(Records from a collection of figures)
━━━━
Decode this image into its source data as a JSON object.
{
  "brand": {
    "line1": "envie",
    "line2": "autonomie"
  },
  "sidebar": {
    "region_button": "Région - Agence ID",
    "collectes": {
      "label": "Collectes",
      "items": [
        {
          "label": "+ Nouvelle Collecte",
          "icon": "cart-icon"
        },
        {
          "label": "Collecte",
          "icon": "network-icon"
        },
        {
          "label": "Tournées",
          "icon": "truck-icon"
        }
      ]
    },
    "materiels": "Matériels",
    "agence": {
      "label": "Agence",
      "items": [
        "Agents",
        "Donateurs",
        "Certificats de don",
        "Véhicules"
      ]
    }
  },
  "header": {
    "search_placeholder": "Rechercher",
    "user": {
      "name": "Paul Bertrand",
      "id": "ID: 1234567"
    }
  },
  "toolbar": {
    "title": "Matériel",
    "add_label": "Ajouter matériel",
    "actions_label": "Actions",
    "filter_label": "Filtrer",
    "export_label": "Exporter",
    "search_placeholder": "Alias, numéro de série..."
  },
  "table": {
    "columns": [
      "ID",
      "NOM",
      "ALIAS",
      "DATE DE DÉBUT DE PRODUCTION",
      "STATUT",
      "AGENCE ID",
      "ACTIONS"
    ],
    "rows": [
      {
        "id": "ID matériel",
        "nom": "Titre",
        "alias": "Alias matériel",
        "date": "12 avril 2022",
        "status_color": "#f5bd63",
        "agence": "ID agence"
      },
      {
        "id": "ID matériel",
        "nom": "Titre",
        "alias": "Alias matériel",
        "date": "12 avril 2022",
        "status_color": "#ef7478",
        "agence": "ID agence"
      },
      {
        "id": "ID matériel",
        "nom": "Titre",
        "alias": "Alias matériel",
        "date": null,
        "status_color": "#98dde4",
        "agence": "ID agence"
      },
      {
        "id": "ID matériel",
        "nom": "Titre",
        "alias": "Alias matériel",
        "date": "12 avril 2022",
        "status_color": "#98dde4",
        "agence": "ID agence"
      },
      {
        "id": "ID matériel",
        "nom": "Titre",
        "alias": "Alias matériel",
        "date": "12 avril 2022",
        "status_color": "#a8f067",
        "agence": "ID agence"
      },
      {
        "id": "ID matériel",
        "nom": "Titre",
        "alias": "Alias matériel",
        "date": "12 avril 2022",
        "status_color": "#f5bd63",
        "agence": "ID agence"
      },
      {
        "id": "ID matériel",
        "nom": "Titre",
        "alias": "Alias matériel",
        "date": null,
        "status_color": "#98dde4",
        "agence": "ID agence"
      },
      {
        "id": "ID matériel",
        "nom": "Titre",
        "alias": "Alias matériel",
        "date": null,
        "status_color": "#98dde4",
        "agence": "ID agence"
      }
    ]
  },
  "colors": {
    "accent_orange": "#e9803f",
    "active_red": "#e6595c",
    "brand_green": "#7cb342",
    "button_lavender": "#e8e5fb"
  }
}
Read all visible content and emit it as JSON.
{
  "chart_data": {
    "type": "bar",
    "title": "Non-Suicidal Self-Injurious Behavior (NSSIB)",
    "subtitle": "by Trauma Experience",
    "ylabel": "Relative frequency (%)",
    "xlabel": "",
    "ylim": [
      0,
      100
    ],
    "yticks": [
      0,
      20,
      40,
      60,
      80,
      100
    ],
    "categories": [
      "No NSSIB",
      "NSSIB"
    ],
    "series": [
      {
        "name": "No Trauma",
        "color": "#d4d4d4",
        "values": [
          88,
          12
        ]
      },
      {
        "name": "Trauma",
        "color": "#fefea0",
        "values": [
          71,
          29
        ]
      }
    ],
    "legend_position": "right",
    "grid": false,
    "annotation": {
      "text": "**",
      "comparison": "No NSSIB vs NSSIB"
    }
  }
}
━━━━
- Task
Quote every entry exactly.

- Exercise result
Decode this image into its source data as a JSON object.
{
  "brand": {
    "line1": "envie",
    "line2": "autonomie"
  },
  "sidebar": {
    "region_button": "Région - Agence ID",
    "collectes": {
      "label": "Collectes",
      "items": [
        {
          "label": "+ Nouvelle Collecte",
          "icon": "cart-icon"
        },
        {
          "label": "Collecte",
          "icon": "network-icon"
        },
        {
          "label": "Tournées",
          "icon": "truck-icon"
        }
      ]
    },
    "materiels": "Matériels",
    "agence": {
      "label": "Agence",
      "items": [
        "Agents",
        "Donateurs",
        "Certificats de don",
        "Véhicules"
      ]
    }
  },
  "header": {
    "search_placeholder": "Rechercher",
    "user": {
      "name": "Paul Bertrand",
      "id": "ID: 1234567"
    }
  },
  "toolbar": {
    "title": "Matériel",
    "add_label": "Ajouter matériel",
    "actions_label": "Actions",
    "filter_label": "Filtrer",
    "export_label": "Exporter",
    "search_placeholder": "Alias, numéro de série..."
  },
  "table": {
    "columns": [
      "ID",
      "NOM",
      "ALIAS",
      "DATE DE DÉBUT DE PRODUCTION",
      "STATUT",
      "AGENCE ID",
      "ACTIONS"
    ],
    "rows": [
      {
        "id": "ID matériel",
        "nom": "Titre",
        "alias": "Alias matériel",
        "date": "12 avril 2022",
        "status_color": "#f5bd63",
        "agence": "ID agence"
      },
      {
        "id": "ID matériel",
        "nom": "Titre",
        "alias": "Alias matériel",
        "date": "12 avril 2022",
        "status_color": "#ef7478",
        "agence": "ID agence"
      },
      {
        "id": "ID matériel",
        "nom": "Titre",
        "alias": "Alias matériel",
        "date": null,
        "status_color": "#98dde4",
        "agence": "ID agence"
      },
      {
        "id": "ID matériel",
        "nom": "Titre",
        "alias": "Alias matériel",
        "date": "12 avril 2022",
        "status_color": "#98dde4",
        "agence": "ID agence"
      },
      {
        "id": "ID matériel",
        "nom": "Titre",
        "alias": "Alias matériel",
        "date": "12 avril 2022",
        "status_color": "#a8f067",
        "agence": "ID agence"
      },
      {
        "id": "ID matériel",
        "nom": "Titre",
        "alias": "Alias matériel",
        "date": "12 avril 2022",
        "status_color": "#f5bd63",
        "agence": "ID agence"
      },
      {
        "id": "ID matériel",
        "nom": "Titre",
        "alias": "Alias matériel",
        "date": null,
        "status_color": "#98dde4",
        "agence": "ID agence"
      },
      {
        "id": "ID matériel",
        "nom": "Titre",
        "alias": "Alias matériel",
        "date": null,
        "status_color": "#98dde4",
        "agence": "ID agence"
      }
    ]
  },
  "colors": {
    "accent_orange": "#e9803f",
    "active_red": "#e6595c",
    "brand_green": "#7cb342",
    "button_lavender": "#e8e5fb"
  }
}
Read all visible content and emit it as JSON.
{
  "chart_data": {
    "type": "bar",
    "title": "Non-Suicidal Self-Injurious Behavior (NSSIB)",
    "subtitle": "by Trauma Experience",
    "ylabel": "Relative frequency (%)",
    "xlabel": "",
    "ylim": [
      0,
      100
    ],
    "yticks": [
      0,
      20,
      40,
      60,
      80,
      100
    ],
    "categories": [
      "No NSSIB",
      "NSSIB"
    ],
    "series": [
      {
        "name": "No Trauma",
        "color": "#d4d4d4",
        "values": [
          88,
          12
        ]
      },
      {
        "name": "Trauma",
        "color": "#fefea0",
        "values": [
          71,
          29
        ]
      }
    ],
    "legend_position": "right",
    "grid": false,
    "annotation": {
      "text": "**",
      "comparison": "No NSSIB vs NSSIB"
    }
  }
}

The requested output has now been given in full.